**Task requirements**
Extract the entries in their exact form.

--- start of Listed records ---

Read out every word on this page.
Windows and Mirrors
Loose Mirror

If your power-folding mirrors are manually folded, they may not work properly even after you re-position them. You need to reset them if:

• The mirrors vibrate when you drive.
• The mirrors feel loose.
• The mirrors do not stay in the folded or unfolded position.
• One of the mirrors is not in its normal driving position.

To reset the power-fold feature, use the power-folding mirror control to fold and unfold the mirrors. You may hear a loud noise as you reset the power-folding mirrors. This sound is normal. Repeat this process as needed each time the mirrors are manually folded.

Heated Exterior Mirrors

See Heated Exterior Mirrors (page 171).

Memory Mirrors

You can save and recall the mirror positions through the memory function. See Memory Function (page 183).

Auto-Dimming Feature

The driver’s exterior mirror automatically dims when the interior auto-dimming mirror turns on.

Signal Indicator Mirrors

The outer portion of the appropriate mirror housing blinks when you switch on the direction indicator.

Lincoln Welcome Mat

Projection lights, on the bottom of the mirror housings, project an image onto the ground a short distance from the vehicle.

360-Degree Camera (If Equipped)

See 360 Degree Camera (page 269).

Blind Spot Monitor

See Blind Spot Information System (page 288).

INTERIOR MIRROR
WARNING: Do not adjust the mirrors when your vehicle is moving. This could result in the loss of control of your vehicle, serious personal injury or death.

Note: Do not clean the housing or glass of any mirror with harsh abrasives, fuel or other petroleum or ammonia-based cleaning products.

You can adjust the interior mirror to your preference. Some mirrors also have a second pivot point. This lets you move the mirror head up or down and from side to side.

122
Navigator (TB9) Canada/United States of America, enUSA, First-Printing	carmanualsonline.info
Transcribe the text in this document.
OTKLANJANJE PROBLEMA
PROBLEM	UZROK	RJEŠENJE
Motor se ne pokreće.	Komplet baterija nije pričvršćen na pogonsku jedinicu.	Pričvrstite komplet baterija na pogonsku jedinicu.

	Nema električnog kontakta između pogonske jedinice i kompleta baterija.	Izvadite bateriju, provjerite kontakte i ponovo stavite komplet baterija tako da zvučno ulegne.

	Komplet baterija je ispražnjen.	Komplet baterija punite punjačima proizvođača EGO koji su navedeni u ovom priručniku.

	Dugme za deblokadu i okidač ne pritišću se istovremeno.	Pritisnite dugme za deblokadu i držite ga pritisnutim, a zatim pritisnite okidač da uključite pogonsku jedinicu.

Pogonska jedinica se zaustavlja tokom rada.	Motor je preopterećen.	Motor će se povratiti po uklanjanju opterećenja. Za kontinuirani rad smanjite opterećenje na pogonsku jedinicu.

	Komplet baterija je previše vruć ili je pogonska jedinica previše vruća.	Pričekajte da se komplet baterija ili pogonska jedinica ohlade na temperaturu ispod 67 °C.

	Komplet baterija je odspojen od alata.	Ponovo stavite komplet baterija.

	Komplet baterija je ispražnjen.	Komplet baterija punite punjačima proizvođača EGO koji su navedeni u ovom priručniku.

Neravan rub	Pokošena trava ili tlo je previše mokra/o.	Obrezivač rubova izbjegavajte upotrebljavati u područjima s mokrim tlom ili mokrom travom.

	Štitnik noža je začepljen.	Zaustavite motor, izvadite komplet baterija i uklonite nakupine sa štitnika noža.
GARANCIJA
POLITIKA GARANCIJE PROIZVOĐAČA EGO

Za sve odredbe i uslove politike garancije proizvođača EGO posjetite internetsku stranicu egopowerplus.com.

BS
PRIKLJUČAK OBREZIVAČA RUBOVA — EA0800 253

--- end of Listed records ---

**Complete output**
Read out every word on this page.
Windows and Mirrors
Loose Mirror

If your power-folding mirrors are manually folded, they may not work properly even after you re-position them. You need to reset them if:

• The mirrors vibrate when you drive.
• The mirrors feel loose.
• The mirrors do not stay in the folded or unfolded position.
• One of the mirrors is not in its normal driving position.

To reset the power-fold feature, use the power-folding mirror control to fold and unfold the mirrors. You may hear a loud noise as you reset the power-folding mirrors. This sound is normal. Repeat this process as needed each time the mirrors are manually folded.

Heated Exterior Mirrors

See Heated Exterior Mirrors (page 171).

Memory Mirrors

You can save and recall the mirror positions through the memory function. See Memory Function (page 183).

Auto-Dimming Feature

The driver’s exterior mirror automatically dims when the interior auto-dimming mirror turns on.

Signal Indicator Mirrors

The outer portion of the appropriate mirror housing blinks when you switch on the direction indicator.

Lincoln Welcome Mat

Projection lights, on the bottom of the mirror housings, project an image onto the ground a short distance from the vehicle.

360-Degree Camera (If Equipped)

See 360 Degree Camera (page 269).

Blind Spot Monitor

See Blind Spot Information System (page 288).

INTERIOR MIRROR
WARNING: Do not adjust the mirrors when your vehicle is moving. This could result in the loss of control of your vehicle, serious personal injury or death.

Note: Do not clean the housing or glass of any mirror with harsh abrasives, fuel or other petroleum or ammonia-based cleaning products.

You can adjust the interior mirror to your preference. Some mirrors also have a second pivot point. This lets you move the mirror head up or down and from side to side.

122
Navigator (TB9) Canada/United States of America, enUSA, First-Printing	carmanualsonline.info
Transcribe the text in this document.
OTKLANJANJE PROBLEMA
PROBLEM	UZROK	RJEŠENJE
Motor se ne pokreće.	Komplet baterija nije pričvršćen na pogonsku jedinicu.	Pričvrstite komplet baterija na pogonsku jedinicu.

	Nema električnog kontakta između pogonske jedinice i kompleta baterija.	Izvadite bateriju, provjerite kontakte i ponovo stavite komplet baterija tako da zvučno ulegne.

	Komplet baterija je ispražnjen.	Komplet baterija punite punjačima proizvođača EGO koji su navedeni u ovom priručniku.

	Dugme za deblokadu i okidač ne pritišću se istovremeno.	Pritisnite dugme za deblokadu i držite ga pritisnutim, a zatim pritisnite okidač da uključite pogonsku jedinicu.

Pogonska jedinica se zaustavlja tokom rada.	Motor je preopterećen.	Motor će se povratiti po uklanjanju opterećenja. Za kontinuirani rad smanjite opterećenje na pogonsku jedinicu.

	Komplet baterija je previše vruć ili je pogonska jedinica previše vruća.	Pričekajte da se komplet baterija ili pogonska jedinica ohlade na temperaturu ispod 67 °C.

	Komplet baterija je odspojen od alata.	Ponovo stavite komplet baterija.

	Komplet baterija je ispražnjen.	Komplet baterija punite punjačima proizvođača EGO koji su navedeni u ovom priručniku.

Neravan rub	Pokošena trava ili tlo je previše mokra/o.	Obrezivač rubova izbjegavajte upotrebljavati u područjima s mokrim tlom ili mokrom travom.

	Štitnik noža je začepljen.	Zaustavite motor, izvadite komplet baterija i uklonite nakupine sa štitnika noža.
GARANCIJA
POLITIKA GARANCIJE PROIZVOĐAČA EGO

Za sve odredbe i uslove politike garancije proizvođača EGO posjetite internetsku stranicu egopowerplus.com.

BS
PRIKLJUČAK OBREZIVAČA RUBOVA — EA0800 253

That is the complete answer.